═══ INPUT ═══

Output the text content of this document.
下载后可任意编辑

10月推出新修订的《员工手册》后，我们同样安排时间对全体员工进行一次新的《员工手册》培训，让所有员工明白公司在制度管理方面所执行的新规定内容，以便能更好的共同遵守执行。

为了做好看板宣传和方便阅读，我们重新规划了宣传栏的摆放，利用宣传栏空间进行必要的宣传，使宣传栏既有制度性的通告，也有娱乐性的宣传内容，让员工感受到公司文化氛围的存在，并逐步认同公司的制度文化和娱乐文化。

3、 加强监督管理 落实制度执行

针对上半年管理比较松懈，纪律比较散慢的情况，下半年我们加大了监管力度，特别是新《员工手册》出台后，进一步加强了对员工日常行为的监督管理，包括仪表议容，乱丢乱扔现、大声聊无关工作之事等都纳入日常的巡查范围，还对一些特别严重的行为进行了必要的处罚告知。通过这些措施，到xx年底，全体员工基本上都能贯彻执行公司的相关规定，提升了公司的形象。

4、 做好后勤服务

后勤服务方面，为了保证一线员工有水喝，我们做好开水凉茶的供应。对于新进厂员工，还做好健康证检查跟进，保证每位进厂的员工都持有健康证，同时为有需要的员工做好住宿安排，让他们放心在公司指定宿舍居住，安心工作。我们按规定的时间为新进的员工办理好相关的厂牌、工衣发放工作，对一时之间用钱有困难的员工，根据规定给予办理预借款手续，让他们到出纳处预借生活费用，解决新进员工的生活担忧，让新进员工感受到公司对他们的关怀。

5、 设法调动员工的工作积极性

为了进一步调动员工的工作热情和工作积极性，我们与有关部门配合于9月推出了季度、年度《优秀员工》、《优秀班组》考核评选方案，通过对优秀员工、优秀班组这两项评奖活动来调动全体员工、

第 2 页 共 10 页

═══
═══ INPUT ═══

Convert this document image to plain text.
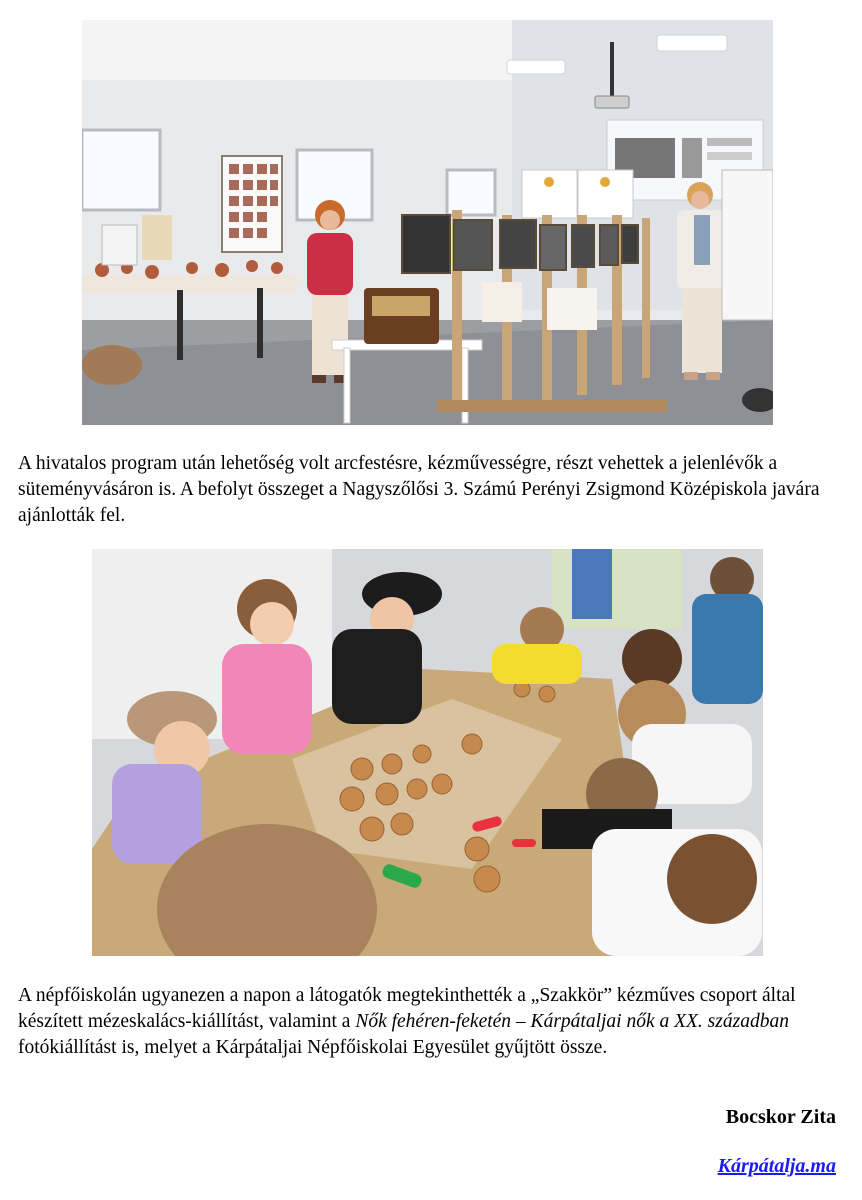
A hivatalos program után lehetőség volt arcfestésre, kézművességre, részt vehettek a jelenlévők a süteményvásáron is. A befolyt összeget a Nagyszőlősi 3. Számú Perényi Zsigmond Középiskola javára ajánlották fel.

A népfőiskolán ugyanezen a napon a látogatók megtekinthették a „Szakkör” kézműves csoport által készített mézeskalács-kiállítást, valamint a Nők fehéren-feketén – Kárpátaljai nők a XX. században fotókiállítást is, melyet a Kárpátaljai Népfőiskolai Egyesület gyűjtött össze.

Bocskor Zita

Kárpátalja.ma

═══
═══ INPUT ═══

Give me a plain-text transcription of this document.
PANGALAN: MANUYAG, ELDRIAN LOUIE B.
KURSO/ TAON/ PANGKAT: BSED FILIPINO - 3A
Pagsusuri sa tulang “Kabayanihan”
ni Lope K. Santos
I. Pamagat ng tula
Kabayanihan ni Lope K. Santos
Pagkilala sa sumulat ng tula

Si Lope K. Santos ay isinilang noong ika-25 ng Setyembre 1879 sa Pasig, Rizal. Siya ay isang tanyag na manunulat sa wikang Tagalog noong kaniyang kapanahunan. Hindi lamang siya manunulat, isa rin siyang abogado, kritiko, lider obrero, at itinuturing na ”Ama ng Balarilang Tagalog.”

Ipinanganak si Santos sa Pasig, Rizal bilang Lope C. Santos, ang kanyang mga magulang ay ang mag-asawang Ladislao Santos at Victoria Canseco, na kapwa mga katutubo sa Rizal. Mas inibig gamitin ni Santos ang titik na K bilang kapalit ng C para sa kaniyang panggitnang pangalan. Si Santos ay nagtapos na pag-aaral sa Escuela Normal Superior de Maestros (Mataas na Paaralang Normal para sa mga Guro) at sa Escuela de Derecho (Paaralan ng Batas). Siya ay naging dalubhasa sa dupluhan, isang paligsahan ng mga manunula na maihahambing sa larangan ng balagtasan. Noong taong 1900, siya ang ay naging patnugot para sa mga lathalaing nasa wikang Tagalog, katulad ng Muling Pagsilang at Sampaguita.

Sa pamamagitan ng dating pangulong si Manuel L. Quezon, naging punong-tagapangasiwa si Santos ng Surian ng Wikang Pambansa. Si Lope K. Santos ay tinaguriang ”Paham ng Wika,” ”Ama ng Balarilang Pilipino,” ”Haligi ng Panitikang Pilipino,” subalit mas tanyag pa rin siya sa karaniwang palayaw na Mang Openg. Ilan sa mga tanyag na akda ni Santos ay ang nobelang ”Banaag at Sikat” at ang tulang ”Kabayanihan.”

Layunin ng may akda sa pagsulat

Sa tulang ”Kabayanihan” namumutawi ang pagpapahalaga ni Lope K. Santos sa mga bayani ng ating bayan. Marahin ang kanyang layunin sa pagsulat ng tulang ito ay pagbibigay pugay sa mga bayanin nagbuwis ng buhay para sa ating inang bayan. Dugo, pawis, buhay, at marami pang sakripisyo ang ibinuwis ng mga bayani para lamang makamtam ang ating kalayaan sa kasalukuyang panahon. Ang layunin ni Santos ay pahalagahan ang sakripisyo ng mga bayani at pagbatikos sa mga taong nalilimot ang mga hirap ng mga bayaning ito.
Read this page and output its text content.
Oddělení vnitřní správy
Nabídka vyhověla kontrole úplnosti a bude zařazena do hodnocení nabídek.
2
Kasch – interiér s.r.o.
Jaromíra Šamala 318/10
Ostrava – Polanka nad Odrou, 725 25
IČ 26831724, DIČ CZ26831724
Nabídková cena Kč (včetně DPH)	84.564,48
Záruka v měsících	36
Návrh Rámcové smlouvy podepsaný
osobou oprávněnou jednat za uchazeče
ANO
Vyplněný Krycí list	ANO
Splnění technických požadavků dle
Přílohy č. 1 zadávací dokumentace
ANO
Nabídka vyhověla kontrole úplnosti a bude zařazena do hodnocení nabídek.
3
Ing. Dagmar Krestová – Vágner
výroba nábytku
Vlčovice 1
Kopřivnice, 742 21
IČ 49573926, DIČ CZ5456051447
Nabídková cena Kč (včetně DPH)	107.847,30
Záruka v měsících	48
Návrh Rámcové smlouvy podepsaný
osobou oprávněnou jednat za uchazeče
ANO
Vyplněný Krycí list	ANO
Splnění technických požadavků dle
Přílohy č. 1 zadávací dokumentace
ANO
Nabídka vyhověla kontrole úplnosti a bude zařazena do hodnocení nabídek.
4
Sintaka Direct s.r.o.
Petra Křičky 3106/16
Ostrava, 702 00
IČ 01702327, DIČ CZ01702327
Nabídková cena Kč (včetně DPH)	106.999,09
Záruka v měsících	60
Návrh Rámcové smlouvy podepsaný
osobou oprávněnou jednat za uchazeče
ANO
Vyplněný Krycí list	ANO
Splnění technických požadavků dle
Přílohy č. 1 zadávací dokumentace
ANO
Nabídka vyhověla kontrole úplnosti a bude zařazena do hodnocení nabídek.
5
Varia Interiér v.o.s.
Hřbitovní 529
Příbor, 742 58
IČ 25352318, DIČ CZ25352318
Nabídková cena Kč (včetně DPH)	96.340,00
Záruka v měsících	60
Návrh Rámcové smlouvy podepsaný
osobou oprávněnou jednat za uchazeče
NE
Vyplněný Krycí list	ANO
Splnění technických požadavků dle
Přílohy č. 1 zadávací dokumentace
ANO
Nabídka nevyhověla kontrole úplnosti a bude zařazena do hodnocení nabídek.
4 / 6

═══

§ **EXERCISE INSTRUCTIONS**
Each line in the listing above either holds the string "akda" or does not; state how many do, giving the number only.

§ **FINAL ANSWER**
2